··· Input records
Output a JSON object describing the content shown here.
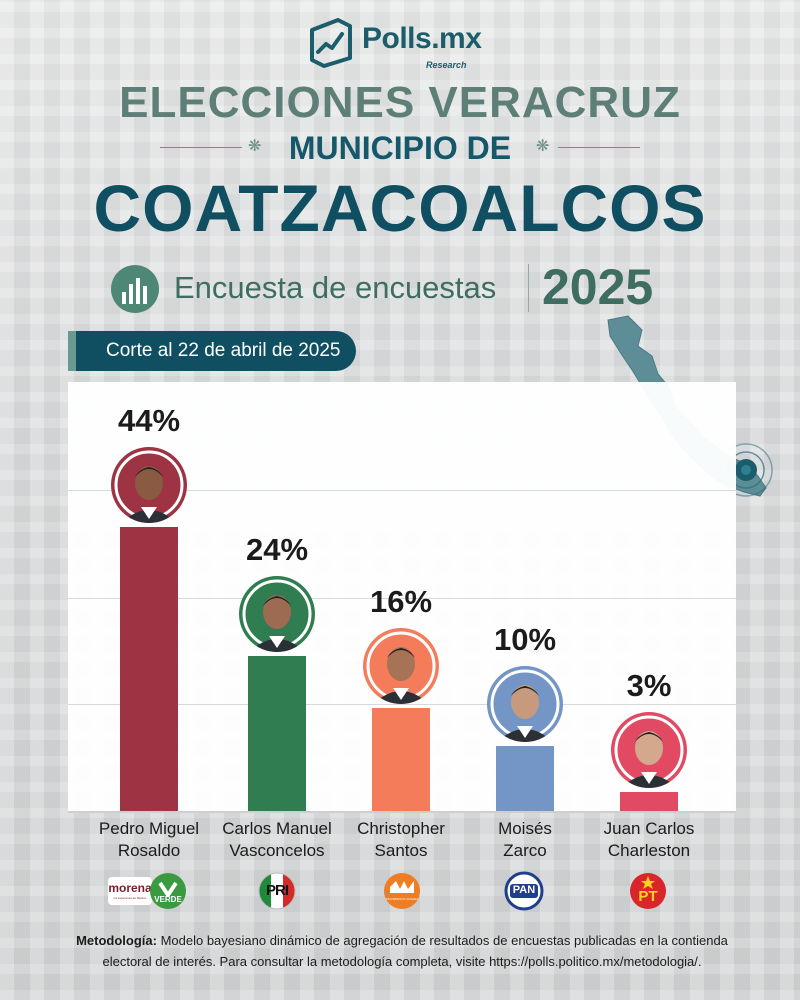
{
  "brand": {
    "name": "Polls.mx",
    "sub": "Research"
  },
  "titles": {
    "line1": "ELECCIONES VERACRUZ",
    "line2": "MUNICIPIO DE",
    "line3": "COATZACOALCOS",
    "subtitle": "Encuesta de encuestas",
    "year": "2025"
  },
  "cutoff": "Corte al 22 de abril de 2025",
  "chart_data": {
    "type": "bar",
    "title": "Encuesta de encuestas 2025 — Municipio de Coatzacoalcos",
    "categories": [
      "Pedro Miguel Rosaldo",
      "Carlos Manuel Vasconcelos",
      "Christopher Santos",
      "Moisés Zarco",
      "Juan Carlos Charleston"
    ],
    "values": [
      44,
      24,
      16,
      10,
      3
    ],
    "labels": [
      "44%",
      "24%",
      "16%",
      "10%",
      "3%"
    ],
    "names_line1": [
      "Pedro Miguel",
      "Carlos Manuel",
      "Christopher",
      "Moisés",
      "Juan Carlos"
    ],
    "names_line2": [
      "Rosaldo",
      "Vasconcelos",
      "Santos",
      "Zarco",
      "Charleston"
    ],
    "colors": [
      "#9e3344",
      "#2f7d50",
      "#f47c5a",
      "#7396c6",
      "#e24a63"
    ],
    "ylim": [
      0,
      50
    ],
    "xlabel": "",
    "ylabel": "",
    "grid": true
  },
  "parties": {
    "morena": "morena",
    "morena_sub": "La esperanza de México",
    "verde": "VERDE",
    "pri": "PRI",
    "mc_sub": "MOVIMIENTO CIUDADANO",
    "pan": "PAN",
    "pt": "PT"
  },
  "methodology": {
    "label": "Metodología:",
    "text": "Modelo bayesiano dinámico de agregación de resultados de encuestas publicadas en la contienda electoral de interés. Para consultar la metodología completa, visite https://polls.politico.mx/metodologia/."
  }
}
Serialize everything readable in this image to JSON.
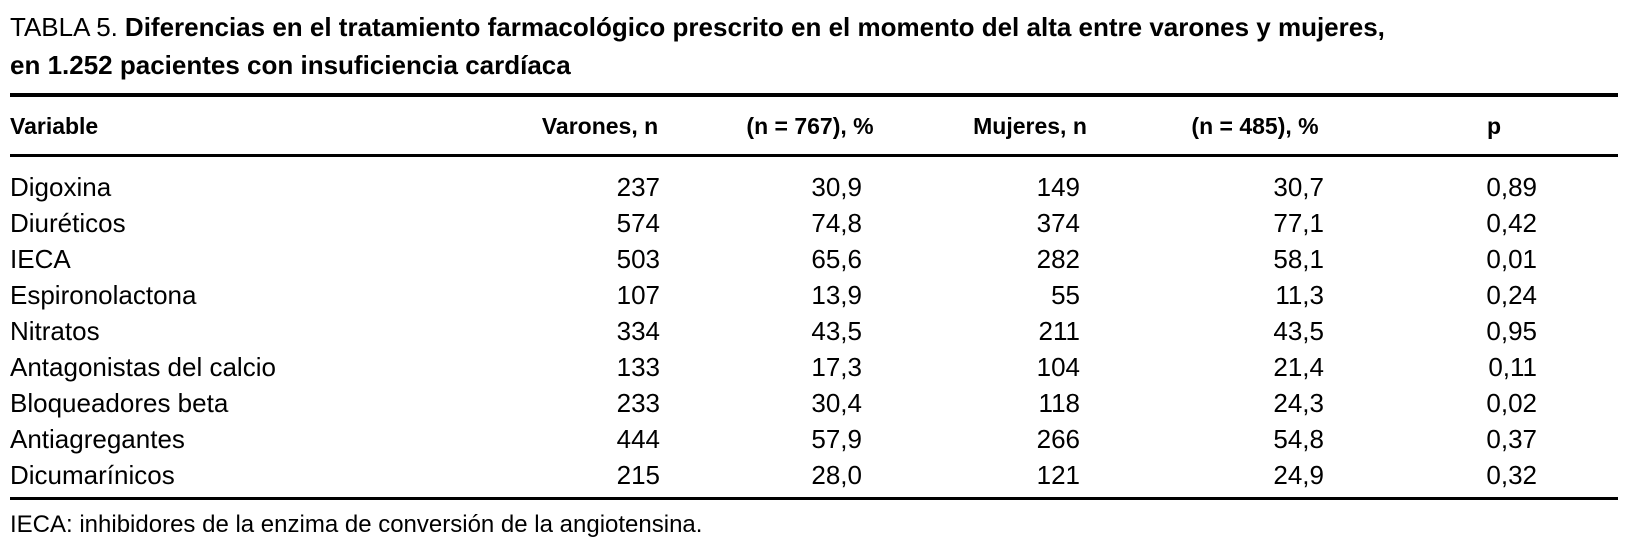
{
  "title": {
    "prefix": "TABLA 5.",
    "line1": "Diferencias en el tratamiento farmacológico prescrito en el momento del alta entre varones y mujeres,",
    "line2": "en 1.252 pacientes con insuficiencia cardíaca"
  },
  "table": {
    "columns": [
      "Variable",
      "Varones, n",
      "(n = 767), %",
      "Mujeres, n",
      "(n = 485), %",
      "p"
    ],
    "rows": [
      [
        "Digoxina",
        "237",
        "30,9",
        "149",
        "30,7",
        "0,89"
      ],
      [
        "Diuréticos",
        "574",
        "74,8",
        "374",
        "77,1",
        "0,42"
      ],
      [
        "IECA",
        "503",
        "65,6",
        "282",
        "58,1",
        "0,01"
      ],
      [
        "Espironolactona",
        "107",
        "13,9",
        "55",
        "11,3",
        "0,24"
      ],
      [
        "Nitratos",
        "334",
        "43,5",
        "211",
        "43,5",
        "0,95"
      ],
      [
        "Antagonistas del calcio",
        "133",
        "17,3",
        "104",
        "21,4",
        "0,11"
      ],
      [
        "Bloqueadores beta",
        "233",
        "30,4",
        "118",
        "24,3",
        "0,02"
      ],
      [
        "Antiagregantes",
        "444",
        "57,9",
        "266",
        "54,8",
        "0,37"
      ],
      [
        "Dicumarínicos",
        "215",
        "28,0",
        "121",
        "24,9",
        "0,32"
      ]
    ]
  },
  "footnote": "IECA: inhibidores de la enzima de conversión de la angiotensina.",
  "colors": {
    "text": "#000000",
    "background": "#ffffff",
    "rule": "#000000"
  }
}
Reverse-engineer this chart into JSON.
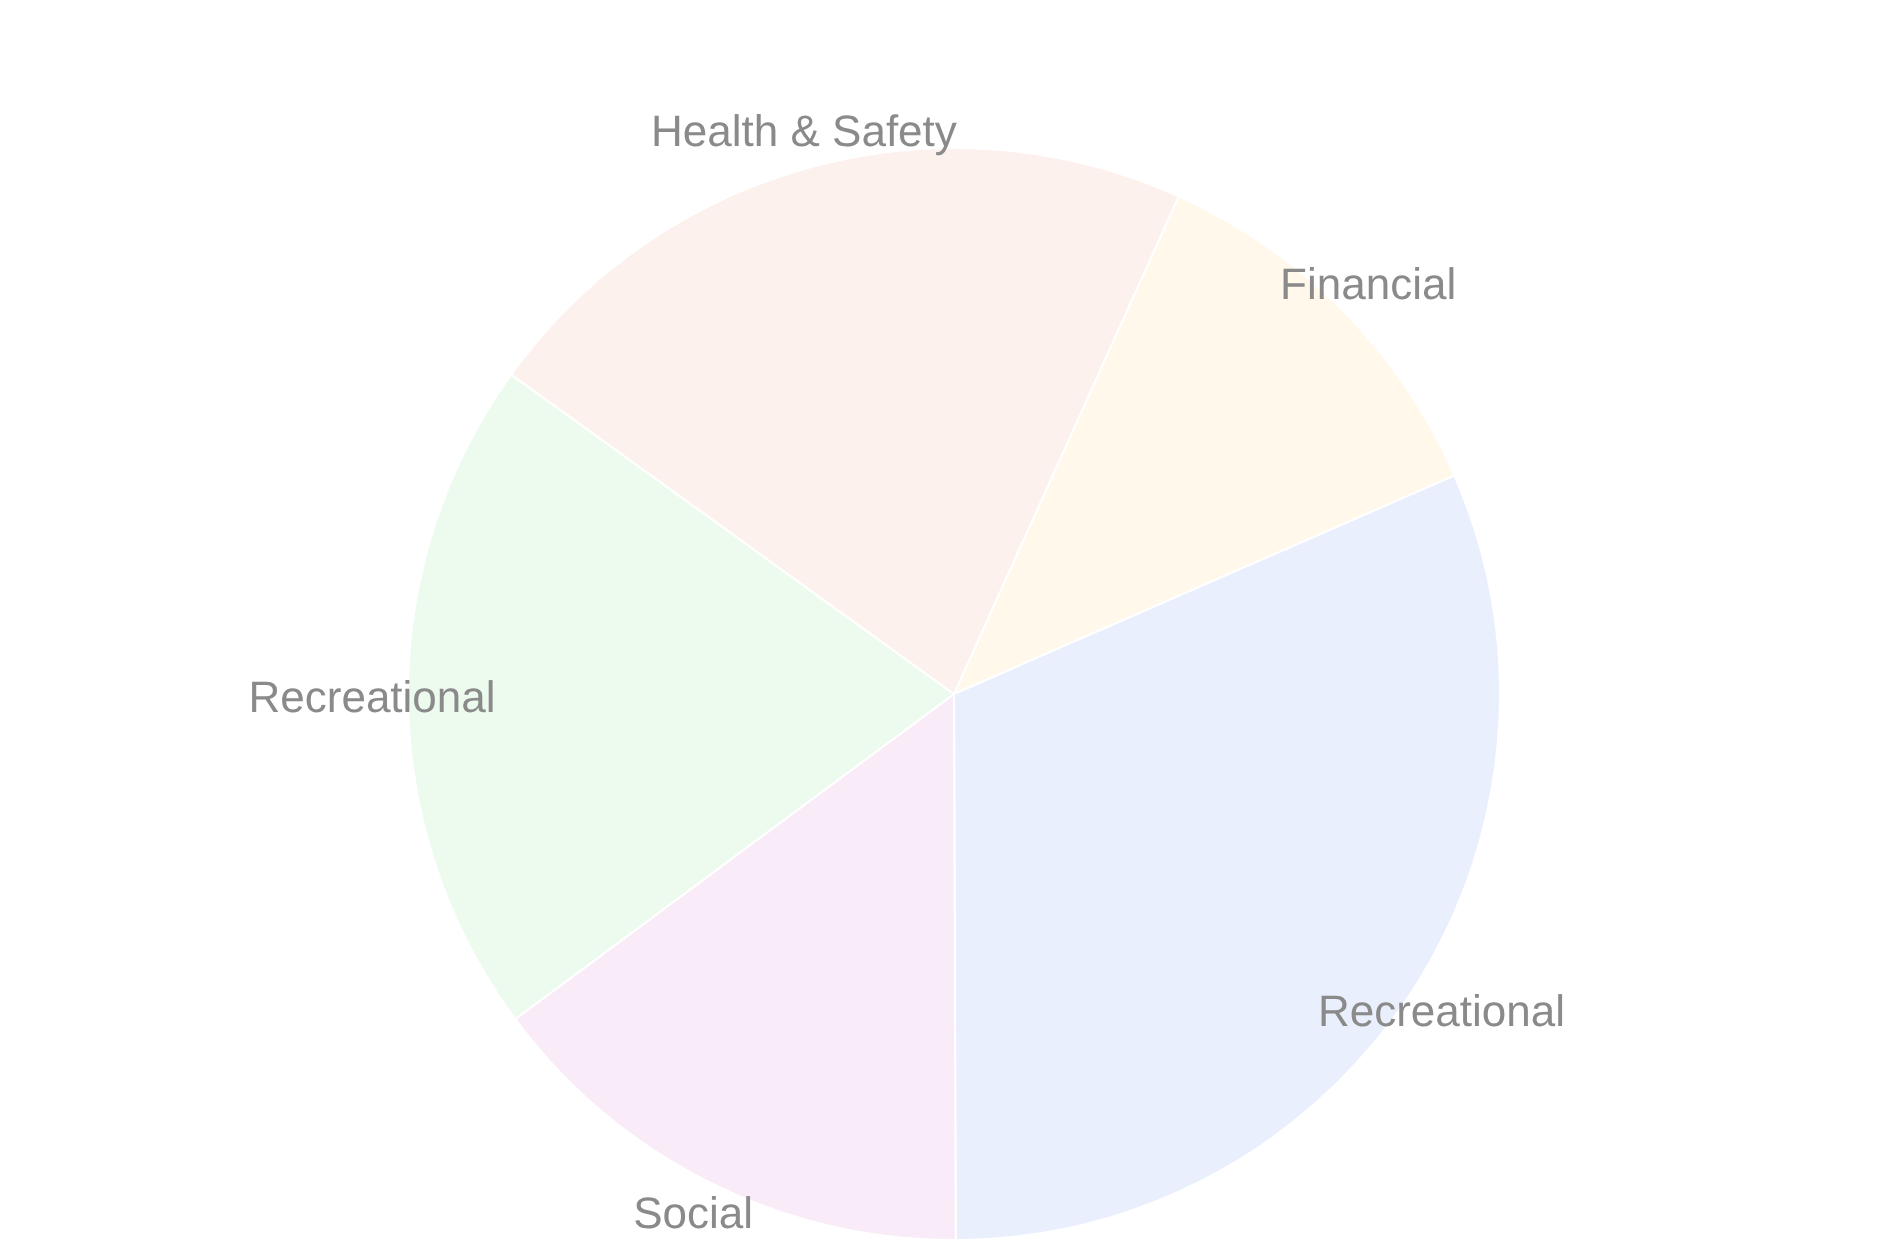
{
  "chart_data": {
    "type": "pie",
    "categories": [
      "Financial",
      "Recreational",
      "Social",
      "Recreational",
      "Health & Safety"
    ],
    "values": [
      11.7,
      31.5,
      14.9,
      20.1,
      21.8
    ],
    "colors": [
      "#fff8eb",
      "#e9effd",
      "#faebf8",
      "#edfbef",
      "#fcf1ec"
    ]
  }
}
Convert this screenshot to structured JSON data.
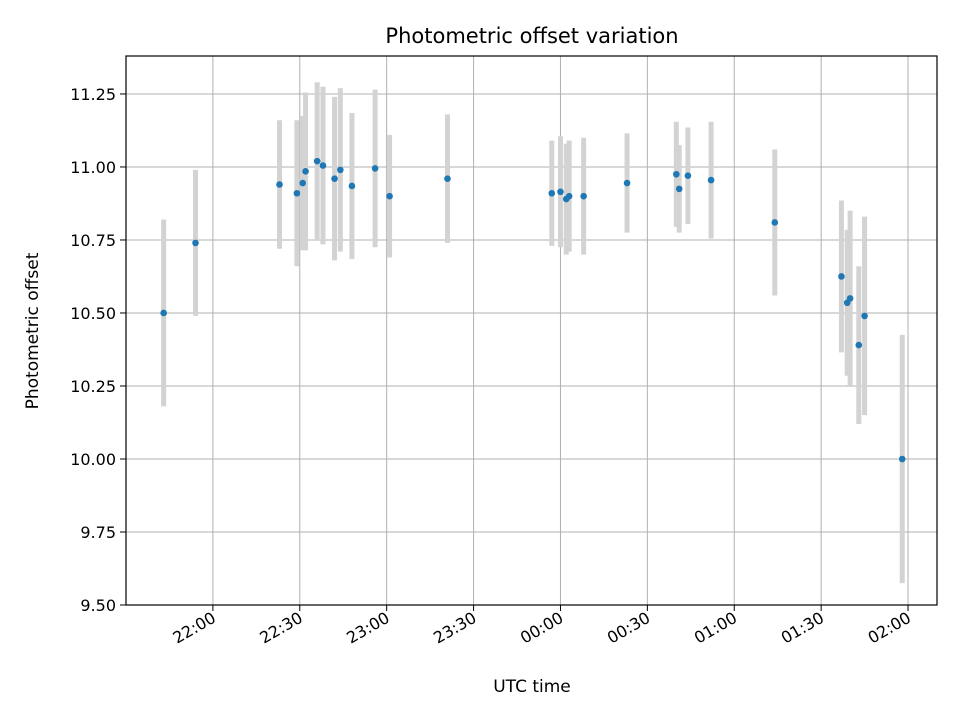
{
  "chart_data": {
    "type": "scatter",
    "title": "Photometric offset variation",
    "xlabel": "UTC time",
    "ylabel": "Photometric offset",
    "x_unit": "UTC time (HH:MM)",
    "xlim": [
      "21:30",
      "02:10"
    ],
    "ylim": [
      9.5,
      11.38
    ],
    "x_ticks": [
      "22:00",
      "22:30",
      "23:00",
      "23:30",
      "00:00",
      "00:30",
      "01:00",
      "01:30",
      "02:00"
    ],
    "y_ticks": [
      "9.50",
      "9.75",
      "10.00",
      "10.25",
      "10.50",
      "10.75",
      "11.00",
      "11.25"
    ],
    "grid": true,
    "point_color": "#1f77b4",
    "errorbar_color": "#d3d3d3",
    "points": [
      {
        "t": "21:43",
        "y": 10.5,
        "err": 0.32
      },
      {
        "t": "21:54",
        "y": 10.74,
        "err": 0.25
      },
      {
        "t": "22:23",
        "y": 10.94,
        "err": 0.22
      },
      {
        "t": "22:29",
        "y": 10.91,
        "err": 0.25
      },
      {
        "t": "22:31",
        "y": 10.945,
        "err": 0.23
      },
      {
        "t": "22:32",
        "y": 10.985,
        "err": 0.27
      },
      {
        "t": "22:36",
        "y": 11.02,
        "err": 0.27
      },
      {
        "t": "22:38",
        "y": 11.005,
        "err": 0.27
      },
      {
        "t": "22:42",
        "y": 10.96,
        "err": 0.28
      },
      {
        "t": "22:44",
        "y": 10.99,
        "err": 0.28
      },
      {
        "t": "22:48",
        "y": 10.935,
        "err": 0.25
      },
      {
        "t": "22:56",
        "y": 10.995,
        "err": 0.27
      },
      {
        "t": "23:01",
        "y": 10.9,
        "err": 0.21
      },
      {
        "t": "23:21",
        "y": 10.96,
        "err": 0.22
      },
      {
        "t": "23:57",
        "y": 10.91,
        "err": 0.18
      },
      {
        "t": "00:00",
        "y": 10.915,
        "err": 0.19
      },
      {
        "t": "00:02",
        "y": 10.89,
        "err": 0.19
      },
      {
        "t": "00:03",
        "y": 10.9,
        "err": 0.19
      },
      {
        "t": "00:08",
        "y": 10.9,
        "err": 0.2
      },
      {
        "t": "00:23",
        "y": 10.945,
        "err": 0.17
      },
      {
        "t": "00:40",
        "y": 10.975,
        "err": 0.18
      },
      {
        "t": "00:41",
        "y": 10.925,
        "err": 0.15
      },
      {
        "t": "00:44",
        "y": 10.97,
        "err": 0.165
      },
      {
        "t": "00:52",
        "y": 10.955,
        "err": 0.2
      },
      {
        "t": "01:14",
        "y": 10.81,
        "err": 0.25
      },
      {
        "t": "01:37",
        "y": 10.625,
        "err": 0.26
      },
      {
        "t": "01:39",
        "y": 10.535,
        "err": 0.25
      },
      {
        "t": "01:40",
        "y": 10.55,
        "err": 0.3
      },
      {
        "t": "01:43",
        "y": 10.39,
        "err": 0.27
      },
      {
        "t": "01:45",
        "y": 10.49,
        "err": 0.34
      },
      {
        "t": "01:58",
        "y": 10.0,
        "err": 0.425
      }
    ]
  }
}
······
Looking at the data above, how many lines hold the word "Vasconcelos"? Respond with the number alone.

2